** Available data **
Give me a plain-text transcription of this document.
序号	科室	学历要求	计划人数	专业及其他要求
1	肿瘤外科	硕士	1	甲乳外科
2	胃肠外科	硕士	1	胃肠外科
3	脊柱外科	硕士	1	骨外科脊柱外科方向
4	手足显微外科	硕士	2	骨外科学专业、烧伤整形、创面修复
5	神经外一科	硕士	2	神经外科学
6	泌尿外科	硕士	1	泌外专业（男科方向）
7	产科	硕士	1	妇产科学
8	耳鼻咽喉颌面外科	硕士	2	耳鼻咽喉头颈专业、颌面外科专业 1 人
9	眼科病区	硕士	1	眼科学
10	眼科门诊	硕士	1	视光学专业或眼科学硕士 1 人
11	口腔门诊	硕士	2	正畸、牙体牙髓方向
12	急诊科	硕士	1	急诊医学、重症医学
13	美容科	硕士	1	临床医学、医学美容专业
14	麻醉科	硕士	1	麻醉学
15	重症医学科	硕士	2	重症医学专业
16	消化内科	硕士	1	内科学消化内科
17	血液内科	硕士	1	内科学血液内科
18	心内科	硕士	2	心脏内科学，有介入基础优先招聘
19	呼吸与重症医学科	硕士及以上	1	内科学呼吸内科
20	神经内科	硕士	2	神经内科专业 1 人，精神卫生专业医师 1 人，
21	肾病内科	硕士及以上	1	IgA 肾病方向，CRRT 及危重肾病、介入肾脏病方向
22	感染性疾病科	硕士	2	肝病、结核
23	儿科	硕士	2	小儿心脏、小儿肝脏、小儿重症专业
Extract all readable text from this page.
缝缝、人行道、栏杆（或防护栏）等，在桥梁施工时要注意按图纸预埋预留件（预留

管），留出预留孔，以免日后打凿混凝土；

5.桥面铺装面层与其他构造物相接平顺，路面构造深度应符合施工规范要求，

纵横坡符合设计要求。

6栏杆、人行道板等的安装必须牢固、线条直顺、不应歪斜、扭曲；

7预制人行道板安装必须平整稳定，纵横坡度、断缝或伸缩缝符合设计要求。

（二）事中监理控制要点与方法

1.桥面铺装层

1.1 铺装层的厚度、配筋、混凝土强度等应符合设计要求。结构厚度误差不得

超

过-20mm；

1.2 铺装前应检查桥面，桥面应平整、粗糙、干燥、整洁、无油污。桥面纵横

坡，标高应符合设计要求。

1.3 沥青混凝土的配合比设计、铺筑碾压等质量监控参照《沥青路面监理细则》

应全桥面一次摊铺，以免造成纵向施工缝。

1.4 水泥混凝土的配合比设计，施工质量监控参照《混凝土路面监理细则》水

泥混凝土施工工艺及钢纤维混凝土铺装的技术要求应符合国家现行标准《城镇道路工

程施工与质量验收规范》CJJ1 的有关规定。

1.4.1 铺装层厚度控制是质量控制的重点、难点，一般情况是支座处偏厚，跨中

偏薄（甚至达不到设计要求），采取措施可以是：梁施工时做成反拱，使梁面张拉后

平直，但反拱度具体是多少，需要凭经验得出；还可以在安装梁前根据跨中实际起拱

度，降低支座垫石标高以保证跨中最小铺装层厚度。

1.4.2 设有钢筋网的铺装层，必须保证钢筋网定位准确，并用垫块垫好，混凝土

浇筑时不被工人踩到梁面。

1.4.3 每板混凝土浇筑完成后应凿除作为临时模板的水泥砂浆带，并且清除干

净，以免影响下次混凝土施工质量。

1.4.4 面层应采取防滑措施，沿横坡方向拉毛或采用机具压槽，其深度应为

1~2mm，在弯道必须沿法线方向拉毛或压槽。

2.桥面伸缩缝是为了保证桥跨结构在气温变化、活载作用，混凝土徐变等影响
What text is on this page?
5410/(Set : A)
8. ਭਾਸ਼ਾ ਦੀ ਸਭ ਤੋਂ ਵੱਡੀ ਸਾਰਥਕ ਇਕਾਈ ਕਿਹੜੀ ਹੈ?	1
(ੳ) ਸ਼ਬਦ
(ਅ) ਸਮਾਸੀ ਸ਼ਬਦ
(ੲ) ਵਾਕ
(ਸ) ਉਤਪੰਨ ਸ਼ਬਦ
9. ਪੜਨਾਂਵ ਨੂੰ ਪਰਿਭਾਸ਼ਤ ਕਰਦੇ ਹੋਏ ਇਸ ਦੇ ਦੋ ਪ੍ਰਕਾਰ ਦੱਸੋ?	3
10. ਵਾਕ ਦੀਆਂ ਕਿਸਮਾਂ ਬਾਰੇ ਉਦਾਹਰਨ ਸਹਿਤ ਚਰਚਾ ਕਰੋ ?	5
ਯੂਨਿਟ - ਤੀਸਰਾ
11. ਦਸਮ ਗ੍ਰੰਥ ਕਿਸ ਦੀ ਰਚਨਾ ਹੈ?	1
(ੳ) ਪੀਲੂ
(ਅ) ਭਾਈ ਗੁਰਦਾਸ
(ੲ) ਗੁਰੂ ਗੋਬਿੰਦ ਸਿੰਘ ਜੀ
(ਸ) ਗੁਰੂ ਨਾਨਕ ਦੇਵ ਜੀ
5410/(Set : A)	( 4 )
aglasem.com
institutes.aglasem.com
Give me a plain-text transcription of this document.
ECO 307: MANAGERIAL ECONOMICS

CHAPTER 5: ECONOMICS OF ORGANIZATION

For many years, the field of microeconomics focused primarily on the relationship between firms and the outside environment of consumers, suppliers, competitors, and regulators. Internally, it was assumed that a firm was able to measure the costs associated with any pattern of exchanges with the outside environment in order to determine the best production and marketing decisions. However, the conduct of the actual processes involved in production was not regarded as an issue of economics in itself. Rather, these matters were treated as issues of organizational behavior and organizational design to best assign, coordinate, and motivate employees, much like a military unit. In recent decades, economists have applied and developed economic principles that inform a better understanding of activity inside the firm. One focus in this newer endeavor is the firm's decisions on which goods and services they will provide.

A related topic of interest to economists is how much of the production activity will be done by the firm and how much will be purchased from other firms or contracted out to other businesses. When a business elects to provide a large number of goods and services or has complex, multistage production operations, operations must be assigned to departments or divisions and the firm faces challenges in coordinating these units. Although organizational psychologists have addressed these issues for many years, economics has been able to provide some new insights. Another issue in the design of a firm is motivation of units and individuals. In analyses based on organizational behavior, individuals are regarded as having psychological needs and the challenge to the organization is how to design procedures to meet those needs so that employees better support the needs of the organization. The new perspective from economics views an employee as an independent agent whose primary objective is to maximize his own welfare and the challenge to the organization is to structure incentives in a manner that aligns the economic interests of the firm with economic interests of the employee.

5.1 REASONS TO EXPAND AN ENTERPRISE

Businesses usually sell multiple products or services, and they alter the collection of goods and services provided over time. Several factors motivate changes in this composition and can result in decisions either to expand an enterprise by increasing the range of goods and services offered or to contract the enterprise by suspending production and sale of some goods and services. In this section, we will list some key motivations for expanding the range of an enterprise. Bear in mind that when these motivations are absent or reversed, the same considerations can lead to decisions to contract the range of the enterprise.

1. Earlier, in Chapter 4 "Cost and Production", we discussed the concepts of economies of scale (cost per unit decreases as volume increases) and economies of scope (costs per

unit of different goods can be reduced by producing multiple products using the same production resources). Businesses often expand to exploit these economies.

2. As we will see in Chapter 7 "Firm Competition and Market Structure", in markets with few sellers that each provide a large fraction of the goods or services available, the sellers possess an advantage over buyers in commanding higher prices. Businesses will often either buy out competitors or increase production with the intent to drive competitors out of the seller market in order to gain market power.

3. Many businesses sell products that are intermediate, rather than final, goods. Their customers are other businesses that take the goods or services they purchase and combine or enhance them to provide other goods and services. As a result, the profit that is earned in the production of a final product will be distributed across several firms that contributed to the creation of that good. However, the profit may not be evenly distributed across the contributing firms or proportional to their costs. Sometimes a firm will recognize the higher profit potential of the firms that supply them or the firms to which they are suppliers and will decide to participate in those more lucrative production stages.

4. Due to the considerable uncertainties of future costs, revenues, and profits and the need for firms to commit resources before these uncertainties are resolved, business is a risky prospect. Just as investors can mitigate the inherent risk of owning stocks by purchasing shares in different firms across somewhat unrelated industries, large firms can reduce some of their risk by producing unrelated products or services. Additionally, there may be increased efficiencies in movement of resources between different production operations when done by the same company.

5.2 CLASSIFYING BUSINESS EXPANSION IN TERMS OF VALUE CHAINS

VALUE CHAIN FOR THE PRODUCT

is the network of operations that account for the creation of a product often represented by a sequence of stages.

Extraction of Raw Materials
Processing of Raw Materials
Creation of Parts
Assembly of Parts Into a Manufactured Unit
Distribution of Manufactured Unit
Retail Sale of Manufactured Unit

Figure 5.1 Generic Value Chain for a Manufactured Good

** Exercise goal **
Find each line holding the word "Materials" and copy it.

** Solution to the problem **
Extraction of Raw Materials
Processing of Raw Materials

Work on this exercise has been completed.